* Records provided *
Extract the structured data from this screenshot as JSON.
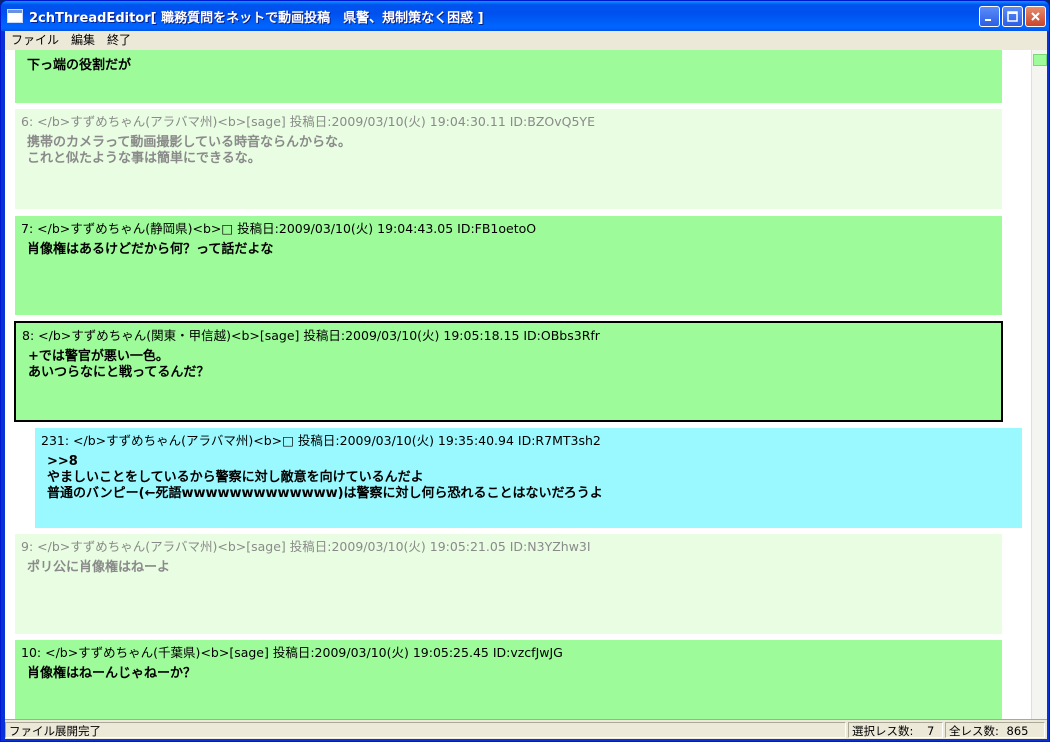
{
  "window": {
    "title": "2chThreadEditor[ 職務質問をネットで動画投稿　県警、規制策なく困惑 ]"
  },
  "menu": {
    "file": "ファイル",
    "edit": "編集",
    "exit": "終了"
  },
  "posts": [
    {
      "header": "",
      "body": "下っ端の役割だが"
    },
    {
      "header": "6:  </b>すずめちゃん(アラバマ州)<b>[sage] 投稿日:2009/03/10(火) 19:04:30.11 ID:BZOvQ5YE",
      "body": "携帯のカメラって動画撮影している時音ならんからな。\nこれと似たような事は簡単にできるな。"
    },
    {
      "header": "7:  </b>すずめちゃん(静岡県)<b>□ 投稿日:2009/03/10(火) 19:04:43.05 ID:FB1oetoO",
      "body": "肖像権はあるけどだから何？って話だよな"
    },
    {
      "header": "8:  </b>すずめちゃん(関東・甲信越)<b>[sage] 投稿日:2009/03/10(火) 19:05:18.15 ID:OBbs3Rfr",
      "body": "+では警官が悪い一色。\nあいつらなにと戦ってるんだ？"
    },
    {
      "header": "231:  </b>すずめちゃん(アラバマ州)<b>□ 投稿日:2009/03/10(火) 19:35:40.94 ID:R7MT3sh2",
      "body": ">>8\nやましいことをしているから警察に対し敵意を向けているんだよ\n普通のバンピー(←死語wwwwwwwwwwwww)は警察に対し何ら恐れることはないだろうよ"
    },
    {
      "header": "9:  </b>すずめちゃん(アラバマ州)<b>[sage] 投稿日:2009/03/10(火) 19:05:21.05 ID:N3YZhw3I",
      "body": "ポリ公に肖像権はねーよ"
    },
    {
      "header": "10:  </b>すずめちゃん(千葉県)<b>[sage] 投稿日:2009/03/10(火) 19:05:25.45 ID:vzcfJwJG",
      "body": "肖像権はねーんじゃねーか？"
    }
  ],
  "status": {
    "message": "ファイル展開完了",
    "selected_label": "選択レス数:",
    "selected_count": "7",
    "total_label": "全レス数:",
    "total_count": "865"
  },
  "colors": {
    "normal_post": "#9efb99",
    "faded_post": "#e8fde2",
    "reply_post": "#9af9ff"
  },
  "icons": {
    "minimize": "minimize-icon",
    "maximize": "maximize-icon",
    "close": "close-icon"
  }
}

* Exercise task *
Each record above should come back exactly the same, only without its pictures.

* Exercise answer *
Extract the structured data from this screenshot as JSON.
{
  "window": {
    "title": "2chThreadEditor[ 職務質問をネットで動画投稿　県警、規制策なく困惑 ]"
  },
  "menu": {
    "file": "ファイル",
    "edit": "編集",
    "exit": "終了"
  },
  "posts": [
    {
      "header": "",
      "body": "下っ端の役割だが"
    },
    {
      "header": "6:  </b>すずめちゃん(アラバマ州)<b>[sage] 投稿日:2009/03/10(火) 19:04:30.11 ID:BZOvQ5YE",
      "body": "携帯のカメラって動画撮影している時音ならんからな。\nこれと似たような事は簡単にできるな。"
    },
    {
      "header": "7:  </b>すずめちゃん(静岡県)<b>□ 投稿日:2009/03/10(火) 19:04:43.05 ID:FB1oetoO",
      "body": "肖像権はあるけどだから何？って話だよな"
    },
    {
      "header": "8:  </b>すずめちゃん(関東・甲信越)<b>[sage] 投稿日:2009/03/10(火) 19:05:18.15 ID:OBbs3Rfr",
      "body": "+では警官が悪い一色。\nあいつらなにと戦ってるんだ？"
    },
    {
      "header": "231:  </b>すずめちゃん(アラバマ州)<b>□ 投稿日:2009/03/10(火) 19:35:40.94 ID:R7MT3sh2",
      "body": ">>8\nやましいことをしているから警察に対し敵意を向けているんだよ\n普通のバンピー(←死語wwwwwwwwwwwww)は警察に対し何ら恐れることはないだろうよ"
    },
    {
      "header": "9:  </b>すずめちゃん(アラバマ州)<b>[sage] 投稿日:2009/03/10(火) 19:05:21.05 ID:N3YZhw3I",
      "body": "ポリ公に肖像権はねーよ"
    },
    {
      "header": "10:  </b>すずめちゃん(千葉県)<b>[sage] 投稿日:2009/03/10(火) 19:05:25.45 ID:vzcfJwJG",
      "body": "肖像権はねーんじゃねーか？"
    }
  ],
  "status": {
    "message": "ファイル展開完了",
    "selected_label": "選択レス数:",
    "selected_count": "7",
    "total_label": "全レス数:",
    "total_count": "865"
  },
  "colors": {
    "normal_post": "#9efb99",
    "faded_post": "#e8fde2",
    "reply_post": "#9af9ff"
  },
  "icons": {
    "minimize": "minimize-icon",
    "maximize": "maximize-icon",
    "close": "close-icon"
  }
}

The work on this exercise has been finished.